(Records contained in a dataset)
____

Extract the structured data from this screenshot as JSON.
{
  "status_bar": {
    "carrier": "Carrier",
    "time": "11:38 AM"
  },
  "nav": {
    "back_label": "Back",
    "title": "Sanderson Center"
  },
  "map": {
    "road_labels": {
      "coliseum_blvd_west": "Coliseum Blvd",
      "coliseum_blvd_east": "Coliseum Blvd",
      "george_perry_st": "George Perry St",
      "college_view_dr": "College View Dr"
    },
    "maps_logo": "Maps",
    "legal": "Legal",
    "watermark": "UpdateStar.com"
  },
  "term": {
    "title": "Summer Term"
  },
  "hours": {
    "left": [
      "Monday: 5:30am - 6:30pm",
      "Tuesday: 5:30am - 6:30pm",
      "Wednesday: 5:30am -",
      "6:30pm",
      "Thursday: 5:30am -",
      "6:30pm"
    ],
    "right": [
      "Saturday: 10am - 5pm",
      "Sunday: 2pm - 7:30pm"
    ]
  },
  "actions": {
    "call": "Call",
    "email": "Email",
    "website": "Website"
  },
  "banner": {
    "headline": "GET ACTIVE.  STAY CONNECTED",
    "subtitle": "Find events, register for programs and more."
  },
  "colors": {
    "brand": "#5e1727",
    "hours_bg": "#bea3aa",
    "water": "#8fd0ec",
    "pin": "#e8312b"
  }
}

____

What to do:
Transcribe all entries exactly as they are given.

Written reply:
Extract the structured data from this screenshot as JSON.
{
  "status_bar": {
    "carrier": "Carrier",
    "time": "11:38 AM"
  },
  "nav": {
    "back_label": "Back",
    "title": "Sanderson Center"
  },
  "map": {
    "road_labels": {
      "coliseum_blvd_west": "Coliseum Blvd",
      "coliseum_blvd_east": "Coliseum Blvd",
      "george_perry_st": "George Perry St",
      "college_view_dr": "College View Dr"
    },
    "maps_logo": "Maps",
    "legal": "Legal",
    "watermark": "UpdateStar.com"
  },
  "term": {
    "title": "Summer Term"
  },
  "hours": {
    "left": [
      "Monday: 5:30am - 6:30pm",
      "Tuesday: 5:30am - 6:30pm",
      "Wednesday: 5:30am -",
      "6:30pm",
      "Thursday: 5:30am -",
      "6:30pm"
    ],
    "right": [
      "Saturday: 10am - 5pm",
      "Sunday: 2pm - 7:30pm"
    ]
  },
  "actions": {
    "call": "Call",
    "email": "Email",
    "website": "Website"
  },
  "banner": {
    "headline": "GET ACTIVE.  STAY CONNECTED",
    "subtitle": "Find events, register for programs and more."
  },
  "colors": {
    "brand": "#5e1727",
    "hours_bg": "#bea3aa",
    "water": "#8fd0ec",
    "pin": "#e8312b"
  }
}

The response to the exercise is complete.